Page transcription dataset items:
+===+

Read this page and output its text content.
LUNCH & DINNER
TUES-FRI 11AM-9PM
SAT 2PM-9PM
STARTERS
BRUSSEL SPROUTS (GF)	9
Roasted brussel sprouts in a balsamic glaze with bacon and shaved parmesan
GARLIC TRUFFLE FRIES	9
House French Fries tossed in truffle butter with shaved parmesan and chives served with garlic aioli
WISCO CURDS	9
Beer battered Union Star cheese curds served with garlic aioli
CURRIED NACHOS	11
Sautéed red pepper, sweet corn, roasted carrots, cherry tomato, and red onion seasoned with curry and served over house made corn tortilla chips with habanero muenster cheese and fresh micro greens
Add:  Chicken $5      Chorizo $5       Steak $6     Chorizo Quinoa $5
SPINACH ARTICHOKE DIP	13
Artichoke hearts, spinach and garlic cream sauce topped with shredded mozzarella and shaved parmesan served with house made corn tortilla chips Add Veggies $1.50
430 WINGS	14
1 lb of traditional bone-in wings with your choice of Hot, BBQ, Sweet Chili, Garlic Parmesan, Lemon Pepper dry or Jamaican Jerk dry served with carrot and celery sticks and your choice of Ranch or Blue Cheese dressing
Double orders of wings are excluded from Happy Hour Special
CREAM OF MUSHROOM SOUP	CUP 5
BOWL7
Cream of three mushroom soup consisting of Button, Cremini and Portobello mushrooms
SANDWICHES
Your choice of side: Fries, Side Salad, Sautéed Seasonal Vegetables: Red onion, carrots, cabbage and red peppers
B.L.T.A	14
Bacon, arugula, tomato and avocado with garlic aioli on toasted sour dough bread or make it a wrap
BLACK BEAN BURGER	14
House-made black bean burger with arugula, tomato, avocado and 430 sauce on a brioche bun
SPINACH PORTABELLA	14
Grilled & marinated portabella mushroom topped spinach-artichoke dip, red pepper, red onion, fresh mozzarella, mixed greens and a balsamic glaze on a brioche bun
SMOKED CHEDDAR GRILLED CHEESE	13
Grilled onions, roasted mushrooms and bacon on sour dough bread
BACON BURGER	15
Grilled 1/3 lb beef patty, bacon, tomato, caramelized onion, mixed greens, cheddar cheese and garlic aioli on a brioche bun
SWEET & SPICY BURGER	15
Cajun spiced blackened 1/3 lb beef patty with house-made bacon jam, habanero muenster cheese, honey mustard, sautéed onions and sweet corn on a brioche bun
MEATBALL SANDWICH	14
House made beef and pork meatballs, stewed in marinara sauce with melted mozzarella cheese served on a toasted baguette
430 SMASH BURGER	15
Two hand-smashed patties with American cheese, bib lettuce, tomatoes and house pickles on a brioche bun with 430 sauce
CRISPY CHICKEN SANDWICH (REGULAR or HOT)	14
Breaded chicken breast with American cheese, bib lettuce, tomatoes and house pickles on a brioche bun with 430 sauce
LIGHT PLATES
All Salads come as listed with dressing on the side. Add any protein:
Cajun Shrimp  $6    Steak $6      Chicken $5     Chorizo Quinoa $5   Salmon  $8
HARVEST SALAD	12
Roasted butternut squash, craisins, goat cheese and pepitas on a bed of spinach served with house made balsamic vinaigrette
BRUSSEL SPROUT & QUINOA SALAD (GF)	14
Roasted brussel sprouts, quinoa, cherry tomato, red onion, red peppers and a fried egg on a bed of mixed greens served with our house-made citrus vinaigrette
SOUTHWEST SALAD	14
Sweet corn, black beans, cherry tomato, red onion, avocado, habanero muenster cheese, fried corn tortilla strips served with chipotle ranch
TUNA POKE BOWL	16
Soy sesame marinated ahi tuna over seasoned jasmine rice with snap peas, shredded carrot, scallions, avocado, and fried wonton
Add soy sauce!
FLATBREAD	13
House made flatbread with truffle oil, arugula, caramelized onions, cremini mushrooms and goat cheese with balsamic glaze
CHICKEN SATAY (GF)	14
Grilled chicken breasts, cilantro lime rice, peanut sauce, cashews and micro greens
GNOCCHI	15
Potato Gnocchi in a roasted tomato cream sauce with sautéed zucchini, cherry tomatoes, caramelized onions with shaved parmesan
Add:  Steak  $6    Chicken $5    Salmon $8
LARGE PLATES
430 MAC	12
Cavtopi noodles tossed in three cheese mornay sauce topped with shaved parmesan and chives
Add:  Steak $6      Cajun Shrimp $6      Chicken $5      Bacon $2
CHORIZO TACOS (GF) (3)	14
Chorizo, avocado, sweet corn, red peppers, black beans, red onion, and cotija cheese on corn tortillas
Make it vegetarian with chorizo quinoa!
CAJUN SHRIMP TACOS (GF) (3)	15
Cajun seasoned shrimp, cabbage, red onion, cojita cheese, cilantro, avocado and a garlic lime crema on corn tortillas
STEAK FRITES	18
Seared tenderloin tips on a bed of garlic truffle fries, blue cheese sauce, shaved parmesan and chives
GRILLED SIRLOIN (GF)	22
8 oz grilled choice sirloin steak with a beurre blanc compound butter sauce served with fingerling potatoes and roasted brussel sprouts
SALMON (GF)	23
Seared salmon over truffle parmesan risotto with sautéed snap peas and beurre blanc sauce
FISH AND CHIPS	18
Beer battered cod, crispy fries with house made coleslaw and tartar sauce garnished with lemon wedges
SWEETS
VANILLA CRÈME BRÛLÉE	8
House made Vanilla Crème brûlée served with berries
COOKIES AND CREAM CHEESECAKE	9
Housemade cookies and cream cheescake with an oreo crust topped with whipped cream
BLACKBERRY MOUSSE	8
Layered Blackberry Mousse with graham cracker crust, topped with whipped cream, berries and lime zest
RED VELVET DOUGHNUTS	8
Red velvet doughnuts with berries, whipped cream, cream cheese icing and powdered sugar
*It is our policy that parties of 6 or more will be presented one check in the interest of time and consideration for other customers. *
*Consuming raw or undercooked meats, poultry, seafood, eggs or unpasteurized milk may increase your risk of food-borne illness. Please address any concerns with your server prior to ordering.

+===+

§ WHAT TO PRODUCE: Return the data from the top line through the bottom line exactly.

§ TASK RESPONSE:
Read this page and output its text content.
LUNCH & DINNER
TUES-FRI 11AM-9PM
SAT 2PM-9PM
STARTERS
BRUSSEL SPROUTS (GF)	9
Roasted brussel sprouts in a balsamic glaze with bacon and shaved parmesan
GARLIC TRUFFLE FRIES	9
House French Fries tossed in truffle butter with shaved parmesan and chives served with garlic aioli
WISCO CURDS	9
Beer battered Union Star cheese curds served with garlic aioli
CURRIED NACHOS	11
Sautéed red pepper, sweet corn, roasted carrots, cherry tomato, and red onion seasoned with curry and served over house made corn tortilla chips with habanero muenster cheese and fresh micro greens
Add:  Chicken $5      Chorizo $5       Steak $6     Chorizo Quinoa $5
SPINACH ARTICHOKE DIP	13
Artichoke hearts, spinach and garlic cream sauce topped with shredded mozzarella and shaved parmesan served with house made corn tortilla chips Add Veggies $1.50
430 WINGS	14
1 lb of traditional bone-in wings with your choice of Hot, BBQ, Sweet Chili, Garlic Parmesan, Lemon Pepper dry or Jamaican Jerk dry served with carrot and celery sticks and your choice of Ranch or Blue Cheese dressing
Double orders of wings are excluded from Happy Hour Special
CREAM OF MUSHROOM SOUP	CUP 5
BOWL7
Cream of three mushroom soup consisting of Button, Cremini and Portobello mushrooms
SANDWICHES
Your choice of side: Fries, Side Salad, Sautéed Seasonal Vegetables: Red onion, carrots, cabbage and red peppers
B.L.T.A	14
Bacon, arugula, tomato and avocado with garlic aioli on toasted sour dough bread or make it a wrap
BLACK BEAN BURGER	14
House-made black bean burger with arugula, tomato, avocado and 430 sauce on a brioche bun
SPINACH PORTABELLA	14
Grilled & marinated portabella mushroom topped spinach-artichoke dip, red pepper, red onion, fresh mozzarella, mixed greens and a balsamic glaze on a brioche bun
SMOKED CHEDDAR GRILLED CHEESE	13
Grilled onions, roasted mushrooms and bacon on sour dough bread
BACON BURGER	15
Grilled 1/3 lb beef patty, bacon, tomato, caramelized onion, mixed greens, cheddar cheese and garlic aioli on a brioche bun
SWEET & SPICY BURGER	15
Cajun spiced blackened 1/3 lb beef patty with house-made bacon jam, habanero muenster cheese, honey mustard, sautéed onions and sweet corn on a brioche bun
MEATBALL SANDWICH	14
House made beef and pork meatballs, stewed in marinara sauce with melted mozzarella cheese served on a toasted baguette
430 SMASH BURGER	15
Two hand-smashed patties with American cheese, bib lettuce, tomatoes and house pickles on a brioche bun with 430 sauce
CRISPY CHICKEN SANDWICH (REGULAR or HOT)	14
Breaded chicken breast with American cheese, bib lettuce, tomatoes and house pickles on a brioche bun with 430 sauce
LIGHT PLATES
All Salads come as listed with dressing on the side. Add any protein:
Cajun Shrimp  $6    Steak $6      Chicken $5     Chorizo Quinoa $5   Salmon  $8
HARVEST SALAD	12
Roasted butternut squash, craisins, goat cheese and pepitas on a bed of spinach served with house made balsamic vinaigrette
BRUSSEL SPROUT & QUINOA SALAD (GF)	14
Roasted brussel sprouts, quinoa, cherry tomato, red onion, red peppers and a fried egg on a bed of mixed greens served with our house-made citrus vinaigrette
SOUTHWEST SALAD	14
Sweet corn, black beans, cherry tomato, red onion, avocado, habanero muenster cheese, fried corn tortilla strips served with chipotle ranch
TUNA POKE BOWL	16
Soy sesame marinated ahi tuna over seasoned jasmine rice with snap peas, shredded carrot, scallions, avocado, and fried wonton
Add soy sauce!
FLATBREAD	13
House made flatbread with truffle oil, arugula, caramelized onions, cremini mushrooms and goat cheese with balsamic glaze
CHICKEN SATAY (GF)	14
Grilled chicken breasts, cilantro lime rice, peanut sauce, cashews and micro greens
GNOCCHI	15
Potato Gnocchi in a roasted tomato cream sauce with sautéed zucchini, cherry tomatoes, caramelized onions with shaved parmesan
Add:  Steak  $6    Chicken $5    Salmon $8
LARGE PLATES
430 MAC	12
Cavtopi noodles tossed in three cheese mornay sauce topped with shaved parmesan and chives
Add:  Steak $6      Cajun Shrimp $6      Chicken $5      Bacon $2
CHORIZO TACOS (GF) (3)	14
Chorizo, avocado, sweet corn, red peppers, black beans, red onion, and cotija cheese on corn tortillas
Make it vegetarian with chorizo quinoa!
CAJUN SHRIMP TACOS (GF) (3)	15
Cajun seasoned shrimp, cabbage, red onion, cojita cheese, cilantro, avocado and a garlic lime crema on corn tortillas
STEAK FRITES	18
Seared tenderloin tips on a bed of garlic truffle fries, blue cheese sauce, shaved parmesan and chives
GRILLED SIRLOIN (GF)	22
8 oz grilled choice sirloin steak with a beurre blanc compound butter sauce served with fingerling potatoes and roasted brussel sprouts
SALMON (GF)	23
Seared salmon over truffle parmesan risotto with sautéed snap peas and beurre blanc sauce
FISH AND CHIPS	18
Beer battered cod, crispy fries with house made coleslaw and tartar sauce garnished with lemon wedges
SWEETS
VANILLA CRÈME BRÛLÉE	8
House made Vanilla Crème brûlée served with berries
COOKIES AND CREAM CHEESECAKE	9
Housemade cookies and cream cheescake with an oreo crust topped with whipped cream
BLACKBERRY MOUSSE	8
Layered Blackberry Mousse with graham cracker crust, topped with whipped cream, berries and lime zest
RED VELVET DOUGHNUTS	8
Red velvet doughnuts with berries, whipped cream, cream cheese icing and powdered sugar
*It is our policy that parties of 6 or more will be presented one check in the interest of time and consideration for other customers. *
*Consuming raw or undercooked meats, poultry, seafood, eggs or unpasteurized milk may increase your risk of food-borne illness. Please address any concerns with your server prior to ordering.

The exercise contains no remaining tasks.